# Start of Source data
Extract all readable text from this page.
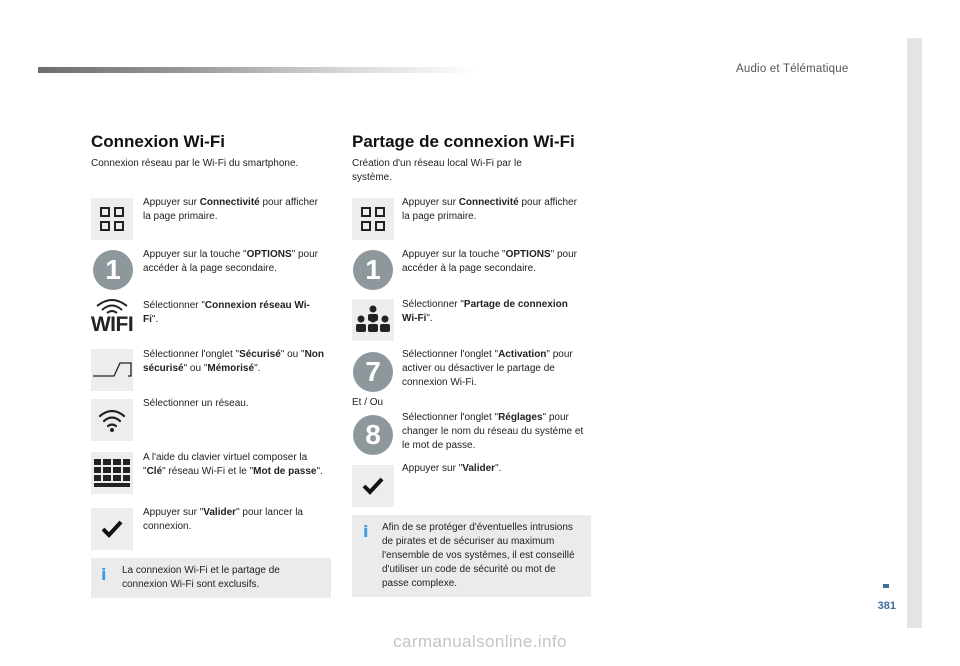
Audio et Télématique
381
Connexion Wi-Fi
Connexion réseau par le Wi-Fi du smartphone.
Appuyer sur Connectivité pour afficher la page primaire.
1	Appuyer sur la touche "OPTIONS" pour accéder à la page secondaire.
WIFI
Sélectionner "Connexion réseau Wi-Fi".
Sélectionner l'onglet "Sécurisé" ou "Non sécurisé" ou "Mémorisé".
Sélectionner un réseau.
A l'aide du clavier virtuel composer la "Clé" réseau Wi-Fi et le "Mot de passe".
Appuyer sur "Valider" pour lancer la connexion.
i La connexion Wi-Fi et le partage de connexion Wi-Fi sont exclusifs.
Partage de connexion Wi-Fi
Création d'un réseau local Wi-Fi par le système.
Appuyer sur Connectivité pour afficher la page primaire.
1	Appuyer sur la touche "OPTIONS" pour accéder à la page secondaire.
Sélectionner "Partage de connexion Wi-Fi".
7
Sélectionner l'onglet "Activation" pour activer ou désactiver le partage de connexion Wi-Fi.
Et / Ou
8
Sélectionner l'onglet "Réglages" pour changer le nom du réseau du système et le mot de passe.
Appuyer sur "Valider".
i Afin de se protéger d'éventuelles intrusions de pirates et de sécuriser au maximum l'ensemble de vos systèmes, il est conseillé d'utiliser un code de sécurité ou mot de passe complexe.
carmanualsonline.info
# End of Source data
> [Exercise goal]
From the listing above, pick out each line where the word "onglet" appears.

> [Exercise solution]
Sélectionner l'onglet "Sécurisé" ou "Non sécurisé" ou "Mémorisé".
Sélectionner l'onglet "Activation" pour activer ou désactiver le partage de connexion Wi-Fi.
Sélectionner l'onglet "Réglages" pour changer le nom du réseau du système et le mot de passe.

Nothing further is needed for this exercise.